[Data excerpts]

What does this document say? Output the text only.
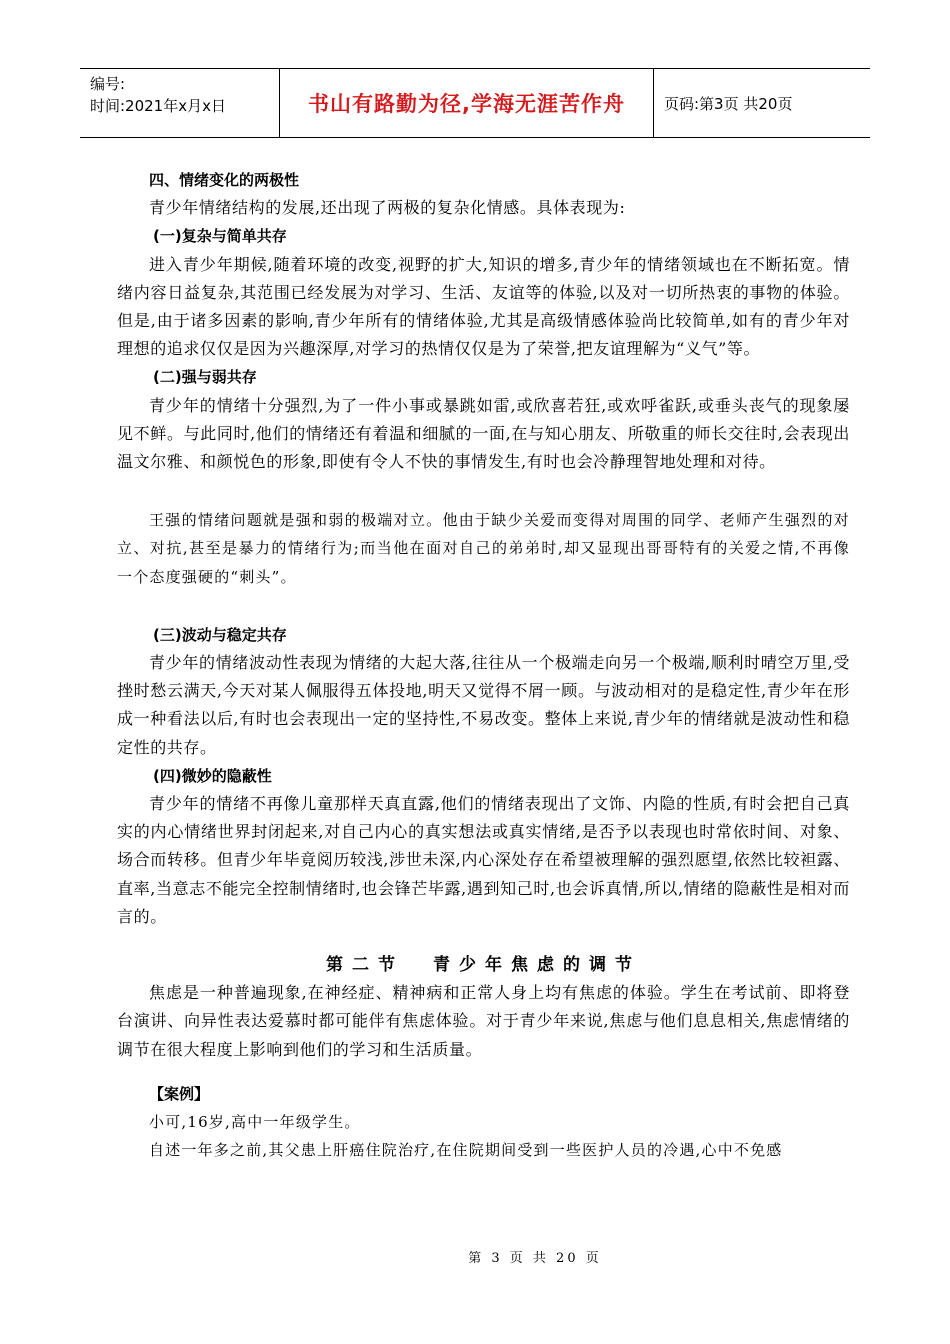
编号:
时间:2021年x月x日	书山有路勤为径,学海无涯苦作舟	页码:第3页 共20页
四、情绪变化的两极性

青少年情绪结构的发展,还出现了两极的复杂化情感。具体表现为:

(一)复杂与简单共存

进入青少年期候,随着环境的改变,视野的扩大,知识的增多,青少年的情绪领域也在不断拓宽。情绪内容日益复杂,其范围已经发展为对学习、生活、友谊等的体验,以及对一切所热衷的事物的体验。但是,由于诸多因素的影响,青少年所有的情绪体验,尤其是高级情感体验尚比较简单,如有的青少年对理想的追求仅仅是因为兴趣深厚,对学习的热情仅仅是为了荣誉,把友谊理解为“义气”等。

(二)强与弱共存

青少年的情绪十分强烈,为了一件小事或暴跳如雷,或欣喜若狂,或欢呼雀跃,或垂头丧气的现象屡见不鲜。与此同时,他们的情绪还有着温和细腻的一面,在与知心朋友、所敬重的师长交往时,会表现出温文尔雅、和颜悦色的形象,即使有令人不快的事情发生,有时也会冷静理智地处理和对待。

王强的情绪问题就是强和弱的极端对立。他由于缺少关爱而变得对周围的同学、老师产生强烈的对立、对抗,甚至是暴力的情绪行为;而当他在面对自己的弟弟时,却又显现出哥哥特有的关爱之情,不再像一个态度强硬的“刺头”。

(三)波动与稳定共存

青少年的情绪波动性表现为情绪的大起大落,往往从一个极端走向另一个极端,顺利时晴空万里,受挫时愁云满天,今天对某人佩服得五体投地,明天又觉得不屑一顾。与波动相对的是稳定性,青少年在形成一种看法以后,有时也会表现出一定的坚持性,不易改变。整体上来说,青少年的情绪就是波动性和稳定性的共存。

(四)微妙的隐蔽性

青少年的情绪不再像儿童那样天真直露,他们的情绪表现出了文饰、内隐的性质,有时会把自己真实的内心情绪世界封闭起来,对自己内心的真实想法或真实情绪,是否予以表现也时常依时间、对象、场合而转移。但青少年毕竟阅历较浅,涉世未深,内心深处存在希望被理解的强烈愿望,依然比较袒露、直率,当意志不能完全控制情绪时,也会锋芒毕露,遇到知己时,也会诉真情,所以,情绪的隐蔽性是相对而言的。

第二节 青少年焦虑的调节

焦虑是一种普遍现象,在神经症、精神病和正常人身上均有焦虑的体验。学生在考试前、即将登台演讲、向异性表达爱慕时都可能伴有焦虑体验。对于青少年来说,焦虑与他们息息相关,焦虑情绪的调节在很大程度上影响到他们的学习和生活质量。

【案例】

小可,16岁,高中一年级学生。

自述一年多之前,其父患上肝癌住院治疗,在住院期间受到一些医护人员的冷遇,心中不免感

第 3 页 共 20 页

• Short problem
Copy the data character for character, but drop all pictures from the copy.

• Reply
What does this document say? Output the text only.
编号:
时间:2021年x月x日	书山有路勤为径,学海无涯苦作舟	页码:第3页 共20页
四、情绪变化的两极性

青少年情绪结构的发展,还出现了两极的复杂化情感。具体表现为:

(一)复杂与简单共存

进入青少年期候,随着环境的改变,视野的扩大,知识的增多,青少年的情绪领域也在不断拓宽。情绪内容日益复杂,其范围已经发展为对学习、生活、友谊等的体验,以及对一切所热衷的事物的体验。但是,由于诸多因素的影响,青少年所有的情绪体验,尤其是高级情感体验尚比较简单,如有的青少年对理想的追求仅仅是因为兴趣深厚,对学习的热情仅仅是为了荣誉,把友谊理解为“义气”等。

(二)强与弱共存

青少年的情绪十分强烈,为了一件小事或暴跳如雷,或欣喜若狂,或欢呼雀跃,或垂头丧气的现象屡见不鲜。与此同时,他们的情绪还有着温和细腻的一面,在与知心朋友、所敬重的师长交往时,会表现出温文尔雅、和颜悦色的形象,即使有令人不快的事情发生,有时也会冷静理智地处理和对待。

王强的情绪问题就是强和弱的极端对立。他由于缺少关爱而变得对周围的同学、老师产生强烈的对立、对抗,甚至是暴力的情绪行为;而当他在面对自己的弟弟时,却又显现出哥哥特有的关爱之情,不再像一个态度强硬的“刺头”。

(三)波动与稳定共存

青少年的情绪波动性表现为情绪的大起大落,往往从一个极端走向另一个极端,顺利时晴空万里,受挫时愁云满天,今天对某人佩服得五体投地,明天又觉得不屑一顾。与波动相对的是稳定性,青少年在形成一种看法以后,有时也会表现出一定的坚持性,不易改变。整体上来说,青少年的情绪就是波动性和稳定性的共存。

(四)微妙的隐蔽性

青少年的情绪不再像儿童那样天真直露,他们的情绪表现出了文饰、内隐的性质,有时会把自己真实的内心情绪世界封闭起来,对自己内心的真实想法或真实情绪,是否予以表现也时常依时间、对象、场合而转移。但青少年毕竟阅历较浅,涉世未深,内心深处存在希望被理解的强烈愿望,依然比较袒露、直率,当意志不能完全控制情绪时,也会锋芒毕露,遇到知己时,也会诉真情,所以,情绪的隐蔽性是相对而言的。

第二节 青少年焦虑的调节

焦虑是一种普遍现象,在神经症、精神病和正常人身上均有焦虑的体验。学生在考试前、即将登台演讲、向异性表达爱慕时都可能伴有焦虑体验。对于青少年来说,焦虑与他们息息相关,焦虑情绪的调节在很大程度上影响到他们的学习和生活质量。

【案例】

小可,16岁,高中一年级学生。

自述一年多之前,其父患上肝癌住院治疗,在住院期间受到一些医护人员的冷遇,心中不免感

第 3 页 共 20 页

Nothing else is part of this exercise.